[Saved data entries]

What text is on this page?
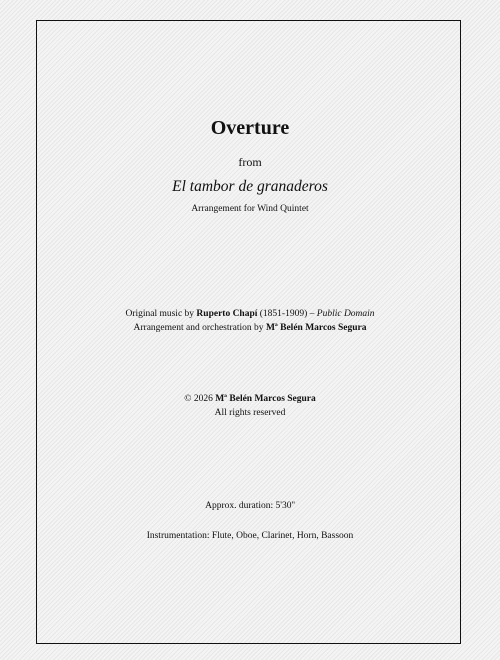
Overture
from
El tambor de granaderos
Arrangement for Wind Quintet
Original music by Ruperto Chapí (1851-1909) – Public Domain
Arrangement and orchestration by Mª Belén Marcos Segura
© 2026 Mª Belén Marcos Segura
All rights reserved
Approx. duration: 5'30''
Instrumentation: Flute, Oboe, Clarinet, Horn, Bassoon
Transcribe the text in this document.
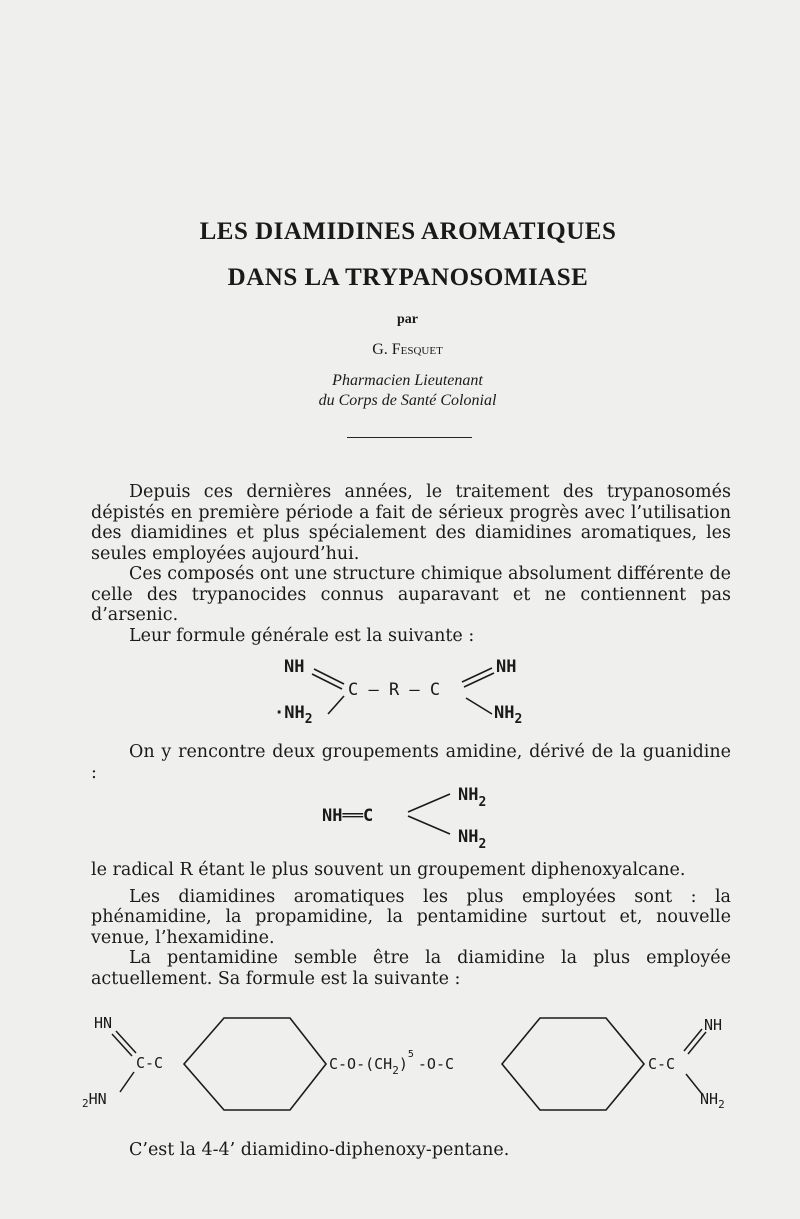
LES DIAMIDINES AROMATIQUES
DANS LA TRYPANOSOMIASE
par
G. Fesquet
Pharmacien Lieutenant
du Corps de Santé Colonial

Depuis ces dernières années, le traitement des trypanosomés dépistés en première période a fait de sérieux progrès avec l’utilisation des diamidines et plus spécialement des diamidines aromatiques, les seules employées aujourd’hui.

Ces composés ont une structure chimique absolument différente de celle des trypanocides connus auparavant et ne contiennent pas d’arsenic.

Leur formule générale est la suivante :

NH
$\cdot NH_2$
C — R — C
NH
$NH_2$

On y rencontre deux groupements amidine, dérivé de la guanidine :

NH══C
$NH_2$
$NH_2$

le radical R étant le plus souvent un groupement diphenoxyalcane.

Les diamidines aromatiques les plus employées sont : la phénamidine, la propamidine, la pentamidine surtout et, nouvelle venue, l’hexamidine.

La pentamidine semble être la diamidine la plus employée actuellement. Sa formule est la suivante :

HN
C-C
$_2$HN
$C-O-(CH_2)^5-O-C$	C-C
NH
$NH_2$

C’est la 4-4’ diamidino-diphenoxy-pentane.
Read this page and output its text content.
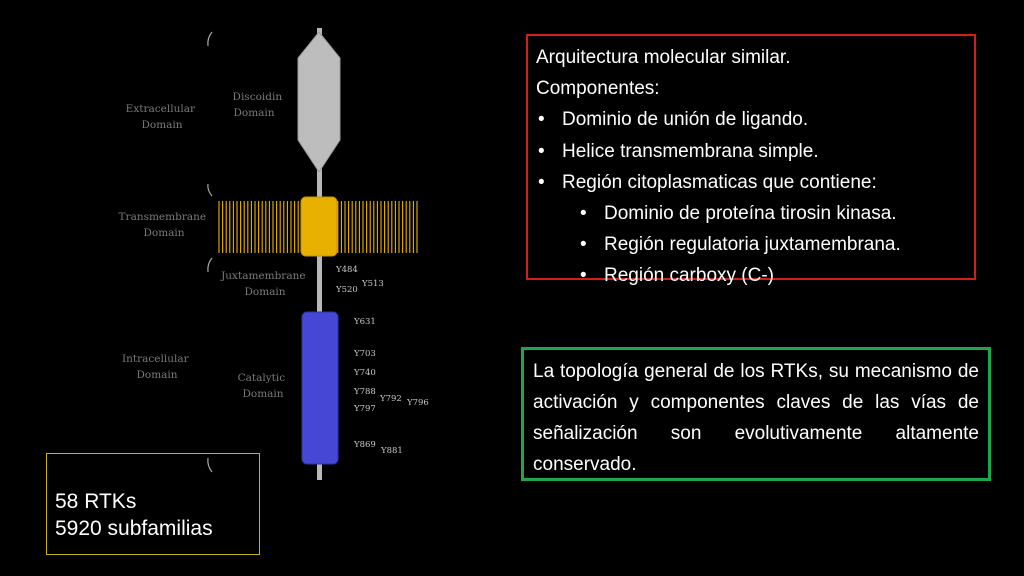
Extracellular Domain
Discoidin Domain
Transmembrane Domain
Juxtamembrane Domain
Intracellular Domain	Catalytic Domain
Y484
Y513
Y520
Y631
Y703
Y740
Y788
Y792 Y796
Y797
Y869
Y881
Arquitectura molecular similar.
Componentes:
• Dominio de unión de ligando.
• Helice transmembrana simple.
• Región citoplasmaticas que contiene:
• Dominio de proteína tirosin kinasa.
• Región regulatoria juxtamembrana.
• Región carboxy (C-)
La topología general de los RTKs, su mecanismo de activación y componentes claves de las vías de señalización son evolutivamente altamente conservado.
58 RTKs
5920 subfamilias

→ **WHAT TO PRODUCE**:
The entries above should be reproduced exactly, without their pictures.

→ **RESULT FOR THIS EXERCISE**:
What text is on this page?
Overture
from
El tambor de granaderos
Arrangement for Wind Quintet
Original music by Ruperto Chapí (1851-1909) – Public Domain
Arrangement and orchestration by Mª Belén Marcos Segura
© 2026 Mª Belén Marcos Segura
All rights reserved
Approx. duration: 5'30''
Instrumentation: Flute, Oboe, Clarinet, Horn, Bassoon
Transcribe the text in this document.
LES DIAMIDINES AROMATIQUES
DANS LA TRYPANOSOMIASE
par
G. Fesquet
Pharmacien Lieutenant
du Corps de Santé Colonial

Depuis ces dernières années, le traitement des trypanosomés dépistés en première période a fait de sérieux progrès avec l’utilisation des diamidines et plus spécialement des diamidines aromatiques, les seules employées aujourd’hui.

Ces composés ont une structure chimique absolument différente de celle des trypanocides connus auparavant et ne contiennent pas d’arsenic.

Leur formule générale est la suivante :

NH
$\cdot NH_2$
C — R — C
NH
$NH_2$

On y rencontre deux groupements amidine, dérivé de la guanidine :

NH══C
$NH_2$
$NH_2$

le radical R étant le plus souvent un groupement diphenoxyalcane.

Les diamidines aromatiques les plus employées sont : la phénamidine, la propamidine, la pentamidine surtout et, nouvelle venue, l’hexamidine.

La pentamidine semble être la diamidine la plus employée actuellement. Sa formule est la suivante :

HN
C-C
$_2$HN
$C-O-(CH_2)^5-O-C$	C-C
NH
$NH_2$

C’est la 4-4’ diamidino-diphenoxy-pentane.
Read this page and output its text content.
Extracellular Domain
Discoidin Domain
Transmembrane Domain
Juxtamembrane Domain
Intracellular Domain	Catalytic Domain
Y484
Y513
Y520
Y631
Y703
Y740
Y788
Y792 Y796
Y797
Y869
Y881
Arquitectura molecular similar.
Componentes:
• Dominio de unión de ligando.
• Helice transmembrana simple.
• Región citoplasmaticas que contiene:
• Dominio de proteína tirosin kinasa.
• Región regulatoria juxtamembrana.
• Región carboxy (C-)
La topología general de los RTKs, su mecanismo de activación y componentes claves de las vías de señalización son evolutivamente altamente conservado.
58 RTKs
5920 subfamilias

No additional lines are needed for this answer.